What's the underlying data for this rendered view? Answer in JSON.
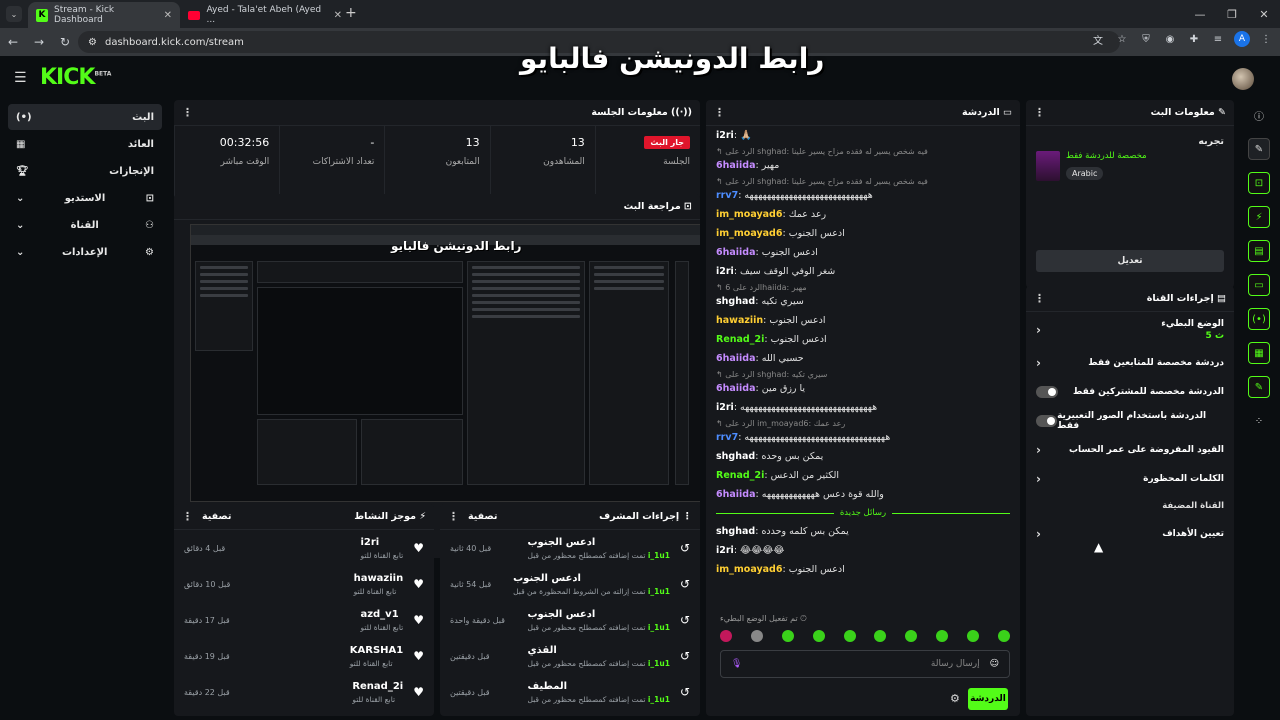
{
  "browser": {
    "tabs": [
      {
        "title": "Stream - Kick Dashboard"
      },
      {
        "title": "Ayed - Tala'et Abeh (Ayed ..."
      }
    ],
    "url": "dashboard.kick.com/stream",
    "profile_initial": "A"
  },
  "overlay_title": "رابط الدونيشن فالبايو",
  "logo": "KICK",
  "logo_tag": "BETA",
  "sidebar": {
    "items": [
      {
        "label": "البث",
        "icon": "broadcast-icon"
      },
      {
        "label": "العائد",
        "icon": "revenue-icon"
      },
      {
        "label": "الإنجازات",
        "icon": "trophy-icon"
      },
      {
        "label": "الاستديو",
        "icon": "studio-icon"
      },
      {
        "label": "القناة",
        "icon": "channel-icon"
      },
      {
        "label": "الإعدادات",
        "icon": "gear-icon"
      }
    ]
  },
  "session": {
    "title": "معلومات الجلسة",
    "badge": "جار البث",
    "badge_label": "الجلسة",
    "stats": [
      {
        "value": "13",
        "label": "المشاهدون"
      },
      {
        "value": "13",
        "label": "المتابعون"
      },
      {
        "value": "-",
        "label": "تعداد الاشتراكات"
      },
      {
        "value": "00:32:56",
        "label": "الوقت مباشر"
      }
    ]
  },
  "preview": {
    "title": "مراجعة البث",
    "inner_title": "رابط الدونيشن فالبايو"
  },
  "activity": {
    "title": "موجز النشاط",
    "filter": "تصفية",
    "rows": [
      {
        "name": "i2ri",
        "sub": "تابع القناة للتو",
        "time": "قبل 4 دقائق"
      },
      {
        "name": "hawaziin",
        "sub": "تابع القناة للتو",
        "time": "قبل 10 دقائق"
      },
      {
        "name": "azd_v1",
        "sub": "تابع القناة للتو",
        "time": "قبل 17 دقيقة"
      },
      {
        "name": "KARSHA1",
        "sub": "تابع القناة للتو",
        "time": "قبل 19 دقيقة"
      },
      {
        "name": "Renad_2i",
        "sub": "تابع القناة للتو",
        "time": "قبل 22 دقيقة"
      }
    ]
  },
  "modactions": {
    "title": "إجراءات المشرف",
    "filter": "تصفية",
    "rows": [
      {
        "name": "ادعس الجنوب",
        "sub": "تمت إضافته كمصطلح محظور من قبل",
        "by": "i_1u1",
        "time": "قبل 40 ثانية"
      },
      {
        "name": "ادعس الجنوب",
        "sub": "تمت إزالته من الشروط المحظورة من قبل",
        "by": "i_1u1",
        "time": "قبل 54 ثانية"
      },
      {
        "name": "ادعس الجنوب",
        "sub": "تمت إضافته كمصطلح محظور من قبل",
        "by": "i_1u1",
        "time": "قبل دقيقة واحدة"
      },
      {
        "name": "القذي",
        "sub": "تمت إضافته كمصطلح محظور من قبل",
        "by": "i_1u1",
        "time": "قبل دقيقتين"
      },
      {
        "name": "المطيف",
        "sub": "تمت إضافته كمصطلح محظور من قبل",
        "by": "i_1u1",
        "time": "قبل دقيقتين"
      }
    ]
  },
  "chat": {
    "title": "الدردشة",
    "messages": [
      {
        "type": "msg",
        "user": "i2ri",
        "color": "#ffffff",
        "text": "🙏🏼"
      },
      {
        "type": "reply",
        "text": "الرد على shghad: فيه شخص يسير له فقده مزاح يسير علينا"
      },
      {
        "type": "msg",
        "user": "6haiida",
        "color": "#c58cff",
        "text": "مهير"
      },
      {
        "type": "reply",
        "text": "الرد على shghad: فيه شخص يسير له فقده مزاح يسير علينا"
      },
      {
        "type": "msg",
        "user": "rrv7",
        "color": "#4d8dff",
        "text": "ههههههههههههههههههههههههههههه"
      },
      {
        "type": "msg",
        "user": "im_moayad6",
        "color": "#ffcf33",
        "text": "رعد عمك"
      },
      {
        "type": "msg",
        "user": "im_moayad6",
        "color": "#ffcf33",
        "text": "ادعس الجنوب"
      },
      {
        "type": "msg",
        "user": "6haiida",
        "color": "#c58cff",
        "text": "ادعس الجنوب"
      },
      {
        "type": "msg",
        "user": "i2ri",
        "color": "#ffffff",
        "text": "شغر الوفي الوقف سيف"
      },
      {
        "type": "reply",
        "text": "الرد على 6haiida: مهير"
      },
      {
        "type": "msg",
        "user": "shghad",
        "color": "#ffffff",
        "text": "سيري تكيه"
      },
      {
        "type": "msg",
        "user": "hawaziin",
        "color": "#ffcf33",
        "text": "ادعس الجنوب"
      },
      {
        "type": "msg",
        "user": "Renad_2i",
        "color": "#53fc18",
        "text": "ادعس الجنوب"
      },
      {
        "type": "msg",
        "user": "6haiida",
        "color": "#c58cff",
        "text": "حسبي الله"
      },
      {
        "type": "reply",
        "text": "الرد على shghad: سيري تكيه"
      },
      {
        "type": "msg",
        "user": "6haiida",
        "color": "#c58cff",
        "text": "يا رزق مين"
      },
      {
        "type": "msg",
        "user": "i2ri",
        "color": "#ffffff",
        "text": "ههههههههههههههههههههههههههههههه"
      },
      {
        "type": "reply",
        "text": "الرد على im_moayad6: رعد عمك"
      },
      {
        "type": "msg",
        "user": "rrv7",
        "color": "#4d8dff",
        "text": "ههههههههههههههههههههههههههههههههه"
      },
      {
        "type": "msg",
        "user": "shghad",
        "color": "#ffffff",
        "text": "يمكن بس وحده"
      },
      {
        "type": "msg",
        "user": "Renad_2i",
        "color": "#53fc18",
        "text": "الكثير من الدعس"
      },
      {
        "type": "msg",
        "user": "6haiida",
        "color": "#c58cff",
        "text": "والله قوة دعس ههههههههههههه"
      },
      {
        "type": "sep",
        "text": "رسائل جديدة"
      },
      {
        "type": "msg",
        "user": "shghad",
        "color": "#ffffff",
        "text": "يمكن بس كلمه وحدده"
      },
      {
        "type": "msg",
        "user": "i2ri",
        "color": "#ffffff",
        "text": "😂😂😂😂"
      },
      {
        "type": "msg",
        "user": "im_moayad6",
        "color": "#ffcf33",
        "text": "ادعس الجنوب"
      }
    ],
    "slow_mode_notice": "تم تفعيل الوضع البطيء",
    "input_placeholder": "إرسال رسالة",
    "send_label": "الدردشة"
  },
  "streaminfo": {
    "title": "معلومات البث",
    "stream_title": "تجربه",
    "category": "مخصصة للدردشة فقط",
    "language": "Arabic",
    "edit_label": "تعديل"
  },
  "channelactions": {
    "title": "إجراءات القناة",
    "slow_mode_label": "الوضع البطيء",
    "slow_mode_value": "5 ث",
    "items": [
      {
        "label": "دردشة مخصصة للمتابعين فقط",
        "control": "chevron"
      },
      {
        "label": "الدردشة مخصصة للمشتركين فقط",
        "control": "toggle"
      },
      {
        "label": "الدردشة باستخدام الصور التعبيرية فقط",
        "control": "toggle"
      },
      {
        "label": "القيود المفروضة على عمر الحساب",
        "control": "chevron"
      },
      {
        "label": "الكلمات المحظورة",
        "control": "chevron"
      }
    ],
    "section_label": "القناة المضيفة",
    "goals_label": "تعيين الأهداف"
  },
  "colors": {
    "accent": "#53fc18",
    "live": "#e0152b"
  }
}
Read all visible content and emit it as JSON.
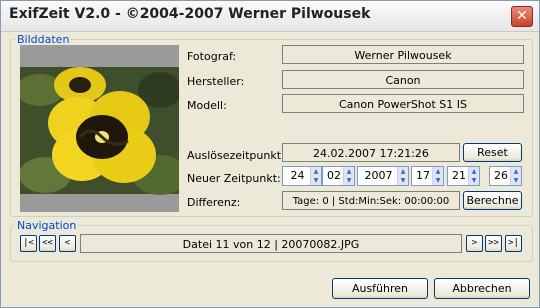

- _THE REQUEST_: Across the material above, count every line holding "البطيء" and write down only the number.

- _THE COMPLETED TASK_: 2